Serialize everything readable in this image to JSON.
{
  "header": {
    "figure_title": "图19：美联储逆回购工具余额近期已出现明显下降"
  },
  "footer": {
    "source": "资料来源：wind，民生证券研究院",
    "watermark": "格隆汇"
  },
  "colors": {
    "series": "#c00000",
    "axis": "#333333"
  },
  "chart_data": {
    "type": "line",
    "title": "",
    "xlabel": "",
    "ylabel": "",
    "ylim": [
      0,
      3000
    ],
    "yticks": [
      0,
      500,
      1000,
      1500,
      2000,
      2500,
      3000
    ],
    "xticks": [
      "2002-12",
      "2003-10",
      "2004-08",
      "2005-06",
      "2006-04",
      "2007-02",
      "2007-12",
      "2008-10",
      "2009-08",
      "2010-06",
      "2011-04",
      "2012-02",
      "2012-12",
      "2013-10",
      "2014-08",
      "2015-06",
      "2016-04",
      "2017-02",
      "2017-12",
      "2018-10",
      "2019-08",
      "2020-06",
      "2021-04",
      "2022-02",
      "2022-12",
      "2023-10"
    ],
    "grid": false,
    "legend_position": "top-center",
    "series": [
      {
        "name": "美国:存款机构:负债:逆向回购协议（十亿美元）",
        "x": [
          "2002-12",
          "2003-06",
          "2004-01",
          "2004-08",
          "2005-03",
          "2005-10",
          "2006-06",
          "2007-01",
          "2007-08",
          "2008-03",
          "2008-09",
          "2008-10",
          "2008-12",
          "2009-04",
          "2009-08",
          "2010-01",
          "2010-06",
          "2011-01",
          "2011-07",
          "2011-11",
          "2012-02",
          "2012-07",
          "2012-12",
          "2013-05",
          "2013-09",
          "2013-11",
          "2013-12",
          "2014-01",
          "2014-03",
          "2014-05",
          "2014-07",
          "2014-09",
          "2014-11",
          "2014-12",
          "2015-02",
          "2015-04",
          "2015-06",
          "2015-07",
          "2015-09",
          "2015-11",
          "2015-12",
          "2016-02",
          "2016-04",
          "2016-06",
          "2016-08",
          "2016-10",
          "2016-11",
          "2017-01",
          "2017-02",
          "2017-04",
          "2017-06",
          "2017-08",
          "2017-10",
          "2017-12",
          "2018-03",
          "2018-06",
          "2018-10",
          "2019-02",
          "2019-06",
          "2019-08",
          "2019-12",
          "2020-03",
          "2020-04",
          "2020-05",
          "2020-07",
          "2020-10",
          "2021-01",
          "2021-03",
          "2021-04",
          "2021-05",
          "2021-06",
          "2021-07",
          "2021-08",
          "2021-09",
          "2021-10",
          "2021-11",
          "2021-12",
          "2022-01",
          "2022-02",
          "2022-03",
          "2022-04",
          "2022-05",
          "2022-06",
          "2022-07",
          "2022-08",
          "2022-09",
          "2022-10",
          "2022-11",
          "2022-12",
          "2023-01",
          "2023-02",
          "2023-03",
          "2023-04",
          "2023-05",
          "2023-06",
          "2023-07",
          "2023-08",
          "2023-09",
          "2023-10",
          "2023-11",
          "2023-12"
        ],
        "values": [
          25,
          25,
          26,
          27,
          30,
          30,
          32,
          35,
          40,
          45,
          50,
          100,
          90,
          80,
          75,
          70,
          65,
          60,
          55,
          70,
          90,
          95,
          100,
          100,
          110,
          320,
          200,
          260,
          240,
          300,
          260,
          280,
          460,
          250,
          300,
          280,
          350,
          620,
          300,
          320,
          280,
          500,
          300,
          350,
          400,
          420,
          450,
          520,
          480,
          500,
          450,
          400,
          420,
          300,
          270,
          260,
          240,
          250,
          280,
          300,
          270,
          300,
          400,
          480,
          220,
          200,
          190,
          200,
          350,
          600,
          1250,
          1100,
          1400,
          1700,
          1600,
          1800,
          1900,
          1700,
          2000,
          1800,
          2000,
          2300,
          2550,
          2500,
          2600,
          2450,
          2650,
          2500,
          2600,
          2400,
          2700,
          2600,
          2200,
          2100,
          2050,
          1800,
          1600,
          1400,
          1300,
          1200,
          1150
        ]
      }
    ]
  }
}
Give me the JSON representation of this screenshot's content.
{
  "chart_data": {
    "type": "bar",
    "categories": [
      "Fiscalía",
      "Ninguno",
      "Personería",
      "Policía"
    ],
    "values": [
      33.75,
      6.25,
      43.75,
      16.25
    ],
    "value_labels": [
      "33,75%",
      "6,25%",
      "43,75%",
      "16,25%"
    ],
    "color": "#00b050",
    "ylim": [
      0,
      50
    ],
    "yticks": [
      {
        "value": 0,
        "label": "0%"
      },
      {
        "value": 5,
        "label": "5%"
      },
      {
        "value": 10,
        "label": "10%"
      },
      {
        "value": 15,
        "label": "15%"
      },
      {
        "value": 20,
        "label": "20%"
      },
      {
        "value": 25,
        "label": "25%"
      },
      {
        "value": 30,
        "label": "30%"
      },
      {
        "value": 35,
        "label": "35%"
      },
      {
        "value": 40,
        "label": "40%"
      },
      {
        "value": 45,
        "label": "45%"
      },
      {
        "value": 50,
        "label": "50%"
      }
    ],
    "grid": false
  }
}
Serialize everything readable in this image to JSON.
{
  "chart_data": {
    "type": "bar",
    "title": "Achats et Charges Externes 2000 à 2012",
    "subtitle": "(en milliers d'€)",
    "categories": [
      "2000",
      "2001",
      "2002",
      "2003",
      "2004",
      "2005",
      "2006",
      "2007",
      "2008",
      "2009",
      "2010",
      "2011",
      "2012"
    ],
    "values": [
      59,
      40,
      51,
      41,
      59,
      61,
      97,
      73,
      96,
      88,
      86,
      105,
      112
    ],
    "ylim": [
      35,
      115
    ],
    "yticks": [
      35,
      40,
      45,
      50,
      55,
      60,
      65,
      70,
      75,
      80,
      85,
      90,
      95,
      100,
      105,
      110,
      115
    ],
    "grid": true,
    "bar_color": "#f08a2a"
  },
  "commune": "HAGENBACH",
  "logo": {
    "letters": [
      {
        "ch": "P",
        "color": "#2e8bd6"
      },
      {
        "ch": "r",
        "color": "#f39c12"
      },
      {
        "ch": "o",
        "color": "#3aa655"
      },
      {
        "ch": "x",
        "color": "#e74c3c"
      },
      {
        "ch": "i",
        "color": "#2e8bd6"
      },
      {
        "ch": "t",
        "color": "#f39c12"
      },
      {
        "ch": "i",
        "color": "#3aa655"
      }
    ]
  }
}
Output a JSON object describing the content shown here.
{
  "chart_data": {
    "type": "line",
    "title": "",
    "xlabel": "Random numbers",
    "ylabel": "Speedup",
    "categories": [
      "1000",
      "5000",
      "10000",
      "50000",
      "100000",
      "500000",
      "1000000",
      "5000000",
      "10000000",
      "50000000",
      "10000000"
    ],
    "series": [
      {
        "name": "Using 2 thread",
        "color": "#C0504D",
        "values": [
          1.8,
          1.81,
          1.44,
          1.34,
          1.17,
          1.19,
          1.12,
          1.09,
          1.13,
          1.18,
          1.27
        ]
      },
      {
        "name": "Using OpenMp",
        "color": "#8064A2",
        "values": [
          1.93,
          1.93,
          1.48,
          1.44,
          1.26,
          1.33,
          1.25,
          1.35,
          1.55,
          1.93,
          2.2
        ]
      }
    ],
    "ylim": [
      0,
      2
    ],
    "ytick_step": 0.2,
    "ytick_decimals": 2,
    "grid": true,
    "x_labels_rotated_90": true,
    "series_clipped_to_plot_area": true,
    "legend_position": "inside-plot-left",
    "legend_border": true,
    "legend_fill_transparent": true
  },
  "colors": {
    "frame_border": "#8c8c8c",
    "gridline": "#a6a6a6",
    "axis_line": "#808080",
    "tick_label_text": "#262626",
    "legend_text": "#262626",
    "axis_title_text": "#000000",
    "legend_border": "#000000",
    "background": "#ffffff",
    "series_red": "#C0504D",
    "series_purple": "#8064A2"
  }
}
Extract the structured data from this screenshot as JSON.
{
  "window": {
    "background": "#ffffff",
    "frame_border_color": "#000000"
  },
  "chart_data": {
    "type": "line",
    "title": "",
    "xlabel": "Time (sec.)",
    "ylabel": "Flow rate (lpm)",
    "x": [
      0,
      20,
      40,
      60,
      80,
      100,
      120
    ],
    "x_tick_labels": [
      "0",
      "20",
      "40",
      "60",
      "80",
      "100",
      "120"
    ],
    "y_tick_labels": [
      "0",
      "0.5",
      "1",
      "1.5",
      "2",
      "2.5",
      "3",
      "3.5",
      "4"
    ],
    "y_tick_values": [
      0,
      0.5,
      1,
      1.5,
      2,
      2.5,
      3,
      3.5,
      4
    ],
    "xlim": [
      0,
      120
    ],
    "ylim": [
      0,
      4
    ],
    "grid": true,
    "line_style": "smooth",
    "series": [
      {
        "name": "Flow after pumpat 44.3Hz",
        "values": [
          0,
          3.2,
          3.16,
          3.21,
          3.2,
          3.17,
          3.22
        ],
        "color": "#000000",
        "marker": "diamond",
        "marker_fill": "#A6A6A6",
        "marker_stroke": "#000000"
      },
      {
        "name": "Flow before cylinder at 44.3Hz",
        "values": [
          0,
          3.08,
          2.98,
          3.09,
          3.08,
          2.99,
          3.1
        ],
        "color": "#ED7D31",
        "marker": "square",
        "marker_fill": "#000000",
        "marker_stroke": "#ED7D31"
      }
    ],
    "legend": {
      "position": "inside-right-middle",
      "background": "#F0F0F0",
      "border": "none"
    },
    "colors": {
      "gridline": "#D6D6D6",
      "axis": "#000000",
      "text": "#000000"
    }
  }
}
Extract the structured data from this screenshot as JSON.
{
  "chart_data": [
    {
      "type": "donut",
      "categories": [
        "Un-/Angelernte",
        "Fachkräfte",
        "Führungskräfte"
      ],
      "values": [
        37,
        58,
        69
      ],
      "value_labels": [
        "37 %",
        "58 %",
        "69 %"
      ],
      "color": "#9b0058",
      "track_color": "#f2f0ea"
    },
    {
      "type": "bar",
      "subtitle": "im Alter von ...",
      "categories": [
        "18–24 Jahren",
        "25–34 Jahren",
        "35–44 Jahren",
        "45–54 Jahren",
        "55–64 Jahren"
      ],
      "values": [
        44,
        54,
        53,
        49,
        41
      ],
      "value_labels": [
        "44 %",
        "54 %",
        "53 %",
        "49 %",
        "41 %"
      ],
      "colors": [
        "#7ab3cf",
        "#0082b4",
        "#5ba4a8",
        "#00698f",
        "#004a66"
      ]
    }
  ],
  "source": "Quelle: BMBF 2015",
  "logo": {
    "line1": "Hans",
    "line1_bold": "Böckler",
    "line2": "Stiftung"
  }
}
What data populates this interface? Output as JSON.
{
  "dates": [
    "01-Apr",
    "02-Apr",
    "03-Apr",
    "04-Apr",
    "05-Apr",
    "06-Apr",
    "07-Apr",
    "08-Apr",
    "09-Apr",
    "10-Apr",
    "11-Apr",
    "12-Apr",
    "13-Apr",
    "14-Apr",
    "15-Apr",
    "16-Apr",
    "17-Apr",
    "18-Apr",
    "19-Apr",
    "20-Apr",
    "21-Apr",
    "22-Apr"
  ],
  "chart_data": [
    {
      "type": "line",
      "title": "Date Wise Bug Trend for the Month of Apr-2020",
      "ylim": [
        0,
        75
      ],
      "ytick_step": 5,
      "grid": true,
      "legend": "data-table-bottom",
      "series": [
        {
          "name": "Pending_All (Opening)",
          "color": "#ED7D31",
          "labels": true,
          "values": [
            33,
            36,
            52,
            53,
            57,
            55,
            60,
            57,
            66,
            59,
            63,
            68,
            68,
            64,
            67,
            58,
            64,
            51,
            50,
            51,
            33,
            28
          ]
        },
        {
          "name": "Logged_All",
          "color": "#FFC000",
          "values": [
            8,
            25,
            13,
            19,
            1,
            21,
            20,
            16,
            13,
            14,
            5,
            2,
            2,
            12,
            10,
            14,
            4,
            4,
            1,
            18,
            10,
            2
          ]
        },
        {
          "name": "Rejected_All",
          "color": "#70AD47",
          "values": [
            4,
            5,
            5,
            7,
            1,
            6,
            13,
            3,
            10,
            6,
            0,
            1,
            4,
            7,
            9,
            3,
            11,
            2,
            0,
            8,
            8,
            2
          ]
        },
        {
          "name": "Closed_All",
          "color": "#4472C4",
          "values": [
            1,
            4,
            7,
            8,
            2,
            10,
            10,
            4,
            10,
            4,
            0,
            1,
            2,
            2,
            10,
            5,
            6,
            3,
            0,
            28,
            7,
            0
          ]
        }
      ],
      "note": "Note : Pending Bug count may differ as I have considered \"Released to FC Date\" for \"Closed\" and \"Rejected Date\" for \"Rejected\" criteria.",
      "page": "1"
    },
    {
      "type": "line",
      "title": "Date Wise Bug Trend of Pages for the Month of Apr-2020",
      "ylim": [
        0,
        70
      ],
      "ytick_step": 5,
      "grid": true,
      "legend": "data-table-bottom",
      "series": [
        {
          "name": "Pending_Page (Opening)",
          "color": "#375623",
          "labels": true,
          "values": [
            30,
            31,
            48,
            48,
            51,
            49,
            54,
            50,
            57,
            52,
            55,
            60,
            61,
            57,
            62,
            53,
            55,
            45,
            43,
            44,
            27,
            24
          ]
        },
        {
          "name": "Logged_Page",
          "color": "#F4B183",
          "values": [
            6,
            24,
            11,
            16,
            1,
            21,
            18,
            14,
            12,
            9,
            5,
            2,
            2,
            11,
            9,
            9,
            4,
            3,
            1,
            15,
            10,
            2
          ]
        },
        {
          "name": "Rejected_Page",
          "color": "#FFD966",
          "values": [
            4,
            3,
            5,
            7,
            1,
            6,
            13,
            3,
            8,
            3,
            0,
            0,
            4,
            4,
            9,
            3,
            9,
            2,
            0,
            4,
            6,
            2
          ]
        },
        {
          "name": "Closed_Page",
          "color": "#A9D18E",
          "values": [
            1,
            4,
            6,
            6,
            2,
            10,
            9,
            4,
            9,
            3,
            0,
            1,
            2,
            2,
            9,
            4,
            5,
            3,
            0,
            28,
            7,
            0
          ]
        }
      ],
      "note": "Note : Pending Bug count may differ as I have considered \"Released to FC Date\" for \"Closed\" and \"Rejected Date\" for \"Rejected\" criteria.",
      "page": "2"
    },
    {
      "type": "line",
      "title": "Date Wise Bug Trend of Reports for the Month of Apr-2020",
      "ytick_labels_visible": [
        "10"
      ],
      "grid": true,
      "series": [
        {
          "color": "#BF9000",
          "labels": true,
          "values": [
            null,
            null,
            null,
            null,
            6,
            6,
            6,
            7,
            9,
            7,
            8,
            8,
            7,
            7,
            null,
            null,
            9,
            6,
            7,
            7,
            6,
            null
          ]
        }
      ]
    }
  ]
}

## WHAT NEEDS TO BE DONE
Which lines in the listing above hold the word "xlabel"? Show each of them.

## RESULT BELOW
    "xlabel": "",
    "xlabel": "Random numbers",
    "xlabel": "Time (sec.)",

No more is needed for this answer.